Records contained in a dataset
Start

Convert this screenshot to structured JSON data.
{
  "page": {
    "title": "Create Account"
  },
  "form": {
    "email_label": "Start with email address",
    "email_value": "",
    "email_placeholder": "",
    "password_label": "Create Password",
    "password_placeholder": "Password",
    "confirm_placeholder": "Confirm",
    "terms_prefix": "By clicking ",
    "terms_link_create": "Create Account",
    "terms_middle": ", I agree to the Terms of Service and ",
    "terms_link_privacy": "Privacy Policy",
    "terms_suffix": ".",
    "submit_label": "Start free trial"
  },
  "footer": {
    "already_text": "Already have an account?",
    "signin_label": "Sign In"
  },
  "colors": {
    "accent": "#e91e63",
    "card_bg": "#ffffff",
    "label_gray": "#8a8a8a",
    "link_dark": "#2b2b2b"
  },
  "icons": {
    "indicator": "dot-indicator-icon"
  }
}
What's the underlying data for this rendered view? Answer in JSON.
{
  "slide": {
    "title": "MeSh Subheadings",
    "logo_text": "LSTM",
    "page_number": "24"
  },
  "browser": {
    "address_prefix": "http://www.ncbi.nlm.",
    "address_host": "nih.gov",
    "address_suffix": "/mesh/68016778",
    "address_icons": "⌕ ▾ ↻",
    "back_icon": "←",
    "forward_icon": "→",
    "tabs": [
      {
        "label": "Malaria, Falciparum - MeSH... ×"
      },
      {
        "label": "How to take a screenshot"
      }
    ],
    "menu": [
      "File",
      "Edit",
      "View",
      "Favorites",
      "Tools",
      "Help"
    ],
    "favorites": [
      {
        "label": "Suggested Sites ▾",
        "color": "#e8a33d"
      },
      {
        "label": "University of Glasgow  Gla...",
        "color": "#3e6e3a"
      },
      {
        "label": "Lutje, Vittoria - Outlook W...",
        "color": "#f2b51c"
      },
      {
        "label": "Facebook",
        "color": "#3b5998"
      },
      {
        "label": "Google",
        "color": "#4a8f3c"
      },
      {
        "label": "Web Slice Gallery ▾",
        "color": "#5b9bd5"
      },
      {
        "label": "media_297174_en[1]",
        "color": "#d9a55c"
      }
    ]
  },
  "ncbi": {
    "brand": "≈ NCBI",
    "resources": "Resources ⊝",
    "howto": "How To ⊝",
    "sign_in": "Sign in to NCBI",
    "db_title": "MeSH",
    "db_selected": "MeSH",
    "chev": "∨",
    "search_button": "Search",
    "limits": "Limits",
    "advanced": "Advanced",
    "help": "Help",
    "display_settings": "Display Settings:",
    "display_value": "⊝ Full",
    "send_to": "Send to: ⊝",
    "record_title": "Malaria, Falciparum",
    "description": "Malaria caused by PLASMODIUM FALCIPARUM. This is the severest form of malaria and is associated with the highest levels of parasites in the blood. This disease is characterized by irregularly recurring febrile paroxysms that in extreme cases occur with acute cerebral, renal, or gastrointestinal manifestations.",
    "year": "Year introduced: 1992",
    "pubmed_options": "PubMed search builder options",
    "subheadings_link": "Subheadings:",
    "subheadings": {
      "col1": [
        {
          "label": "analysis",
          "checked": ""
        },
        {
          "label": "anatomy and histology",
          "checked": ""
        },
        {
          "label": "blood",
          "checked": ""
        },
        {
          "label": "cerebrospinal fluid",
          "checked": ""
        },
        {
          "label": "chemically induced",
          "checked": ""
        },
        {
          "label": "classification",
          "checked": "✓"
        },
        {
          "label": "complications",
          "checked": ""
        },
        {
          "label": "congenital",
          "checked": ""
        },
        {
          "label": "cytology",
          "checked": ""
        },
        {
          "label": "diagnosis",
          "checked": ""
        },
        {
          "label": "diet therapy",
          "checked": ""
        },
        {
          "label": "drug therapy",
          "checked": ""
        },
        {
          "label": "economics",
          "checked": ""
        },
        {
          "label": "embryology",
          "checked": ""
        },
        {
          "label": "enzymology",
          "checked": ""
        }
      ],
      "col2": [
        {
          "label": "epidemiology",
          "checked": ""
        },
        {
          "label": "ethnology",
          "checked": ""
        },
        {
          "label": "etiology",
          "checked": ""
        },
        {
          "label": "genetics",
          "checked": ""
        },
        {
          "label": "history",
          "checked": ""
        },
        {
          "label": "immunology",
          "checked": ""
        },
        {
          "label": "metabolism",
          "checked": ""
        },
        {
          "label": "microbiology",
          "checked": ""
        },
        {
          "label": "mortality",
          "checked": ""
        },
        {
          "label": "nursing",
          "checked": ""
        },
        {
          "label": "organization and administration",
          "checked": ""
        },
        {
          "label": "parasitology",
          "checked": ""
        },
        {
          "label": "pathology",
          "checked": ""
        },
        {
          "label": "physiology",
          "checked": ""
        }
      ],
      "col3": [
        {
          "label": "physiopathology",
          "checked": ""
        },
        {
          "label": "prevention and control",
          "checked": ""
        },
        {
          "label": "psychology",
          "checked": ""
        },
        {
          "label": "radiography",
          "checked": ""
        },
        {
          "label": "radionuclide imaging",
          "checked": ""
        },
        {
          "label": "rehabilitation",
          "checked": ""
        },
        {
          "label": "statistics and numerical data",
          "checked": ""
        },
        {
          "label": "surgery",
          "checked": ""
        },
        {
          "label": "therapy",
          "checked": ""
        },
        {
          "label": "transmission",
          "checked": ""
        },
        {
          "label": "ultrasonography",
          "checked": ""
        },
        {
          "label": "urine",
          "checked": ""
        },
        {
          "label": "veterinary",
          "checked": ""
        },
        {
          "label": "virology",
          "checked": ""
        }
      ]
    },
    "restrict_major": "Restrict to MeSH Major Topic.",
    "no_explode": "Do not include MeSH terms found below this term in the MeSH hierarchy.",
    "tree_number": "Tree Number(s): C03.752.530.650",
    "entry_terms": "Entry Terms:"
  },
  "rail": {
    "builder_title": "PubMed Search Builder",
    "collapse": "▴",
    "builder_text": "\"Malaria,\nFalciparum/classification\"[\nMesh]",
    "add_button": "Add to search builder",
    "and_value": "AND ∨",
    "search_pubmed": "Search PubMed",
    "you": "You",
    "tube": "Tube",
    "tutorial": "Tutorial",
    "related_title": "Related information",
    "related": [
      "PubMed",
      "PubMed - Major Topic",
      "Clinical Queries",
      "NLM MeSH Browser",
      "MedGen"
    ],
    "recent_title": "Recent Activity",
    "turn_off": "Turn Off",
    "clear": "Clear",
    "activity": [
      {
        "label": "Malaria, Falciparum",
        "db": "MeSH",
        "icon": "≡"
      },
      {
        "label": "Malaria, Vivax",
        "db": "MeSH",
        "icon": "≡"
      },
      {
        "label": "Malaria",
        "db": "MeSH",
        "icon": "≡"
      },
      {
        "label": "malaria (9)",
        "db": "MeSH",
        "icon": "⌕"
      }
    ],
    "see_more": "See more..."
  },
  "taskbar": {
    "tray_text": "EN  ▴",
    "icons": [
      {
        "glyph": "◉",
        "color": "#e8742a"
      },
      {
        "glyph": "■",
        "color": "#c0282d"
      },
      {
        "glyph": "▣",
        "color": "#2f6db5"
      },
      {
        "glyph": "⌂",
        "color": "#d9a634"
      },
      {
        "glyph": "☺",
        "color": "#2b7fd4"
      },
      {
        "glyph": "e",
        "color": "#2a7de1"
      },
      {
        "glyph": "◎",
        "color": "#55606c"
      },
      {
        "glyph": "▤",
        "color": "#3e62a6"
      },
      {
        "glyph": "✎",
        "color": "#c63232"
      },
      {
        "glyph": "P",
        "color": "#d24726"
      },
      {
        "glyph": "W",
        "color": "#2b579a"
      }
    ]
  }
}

End

**WHAT TO WORK ON:** Using the listing above, show each line holding the string "therapy".

**THE RESULT:**
          "label": "diet therapy",
          "label": "drug therapy",
          "label": "therapy",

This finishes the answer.